Reproduce each line that includes the word "votre".

Dataset entries:
+ + + + +
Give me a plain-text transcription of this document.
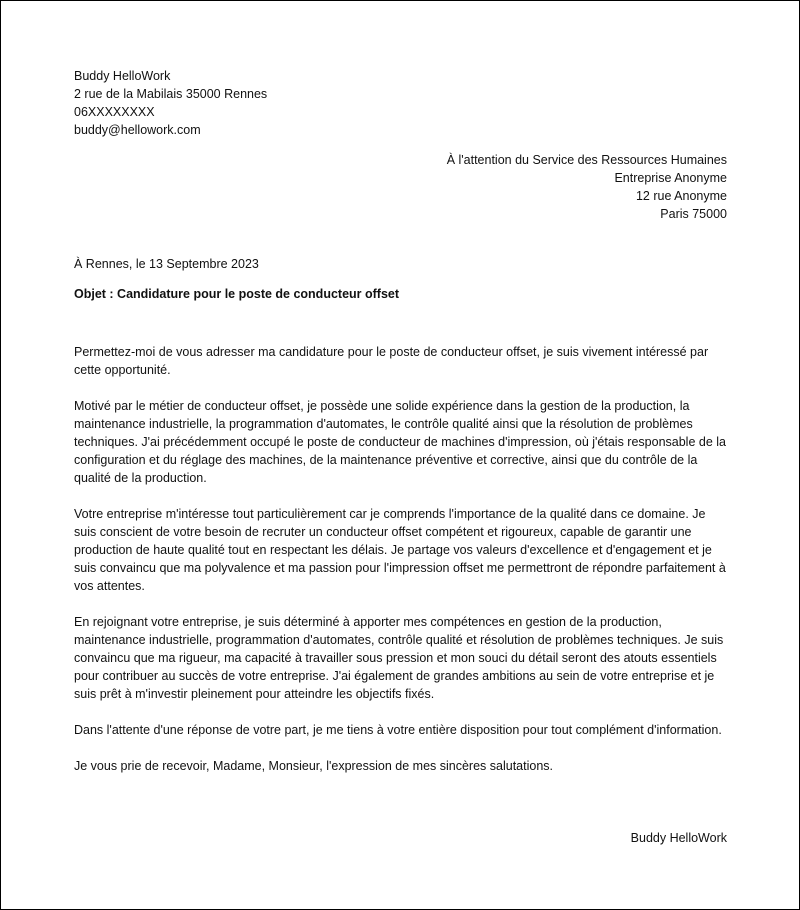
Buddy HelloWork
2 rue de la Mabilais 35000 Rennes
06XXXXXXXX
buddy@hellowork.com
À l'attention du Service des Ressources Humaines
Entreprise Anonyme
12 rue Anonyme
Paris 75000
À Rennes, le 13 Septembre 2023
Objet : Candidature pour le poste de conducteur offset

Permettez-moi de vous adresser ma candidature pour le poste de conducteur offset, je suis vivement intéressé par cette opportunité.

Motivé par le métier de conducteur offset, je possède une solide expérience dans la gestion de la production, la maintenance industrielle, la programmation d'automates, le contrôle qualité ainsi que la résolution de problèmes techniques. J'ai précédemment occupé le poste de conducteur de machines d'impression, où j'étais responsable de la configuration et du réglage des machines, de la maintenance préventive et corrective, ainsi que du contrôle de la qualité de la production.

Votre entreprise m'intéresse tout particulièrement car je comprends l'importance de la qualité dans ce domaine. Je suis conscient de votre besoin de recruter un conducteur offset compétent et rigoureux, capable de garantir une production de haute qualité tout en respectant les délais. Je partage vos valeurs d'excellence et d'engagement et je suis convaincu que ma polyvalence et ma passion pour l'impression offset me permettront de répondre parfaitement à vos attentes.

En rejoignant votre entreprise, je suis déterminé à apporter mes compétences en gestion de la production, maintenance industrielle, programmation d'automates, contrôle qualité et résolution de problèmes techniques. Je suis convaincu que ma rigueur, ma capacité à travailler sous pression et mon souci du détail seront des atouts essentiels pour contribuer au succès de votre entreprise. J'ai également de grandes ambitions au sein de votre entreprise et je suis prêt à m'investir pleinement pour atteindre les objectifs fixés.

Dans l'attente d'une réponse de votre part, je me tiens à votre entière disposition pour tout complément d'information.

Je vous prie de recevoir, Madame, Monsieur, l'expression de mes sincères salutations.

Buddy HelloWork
+ + + + +
THE RESPONSE:
Votre entreprise m'intéresse tout particulièrement car je comprends l'importance de la qualité dans ce domaine. Je suis conscient de votre besoin de recruter un conducteur offset compétent et rigoureux, capable de garantir une production de haute qualité tout en respectant les délais. Je partage vos valeurs d'excellence et d'engagement et je suis convaincu que ma polyvalence et ma passion pour l'impression offset me permettront de répondre parfaitement à vos attentes.
En rejoignant votre entreprise, je suis déterminé à apporter mes compétences en gestion de la production, maintenance industrielle, programmation d'automates, contrôle qualité et résolution de problèmes techniques. Je suis convaincu que ma rigueur, ma capacité à travailler sous pression et mon souci du détail seront des atouts essentiels pour contribuer au succès de votre entreprise. J'ai également de grandes ambitions au sein de votre entreprise et je suis prêt à m'investir pleinement pour atteindre les objectifs fixés.
Dans l'attente d'une réponse de votre part, je me tiens à votre entière disposition pour tout complément d'information.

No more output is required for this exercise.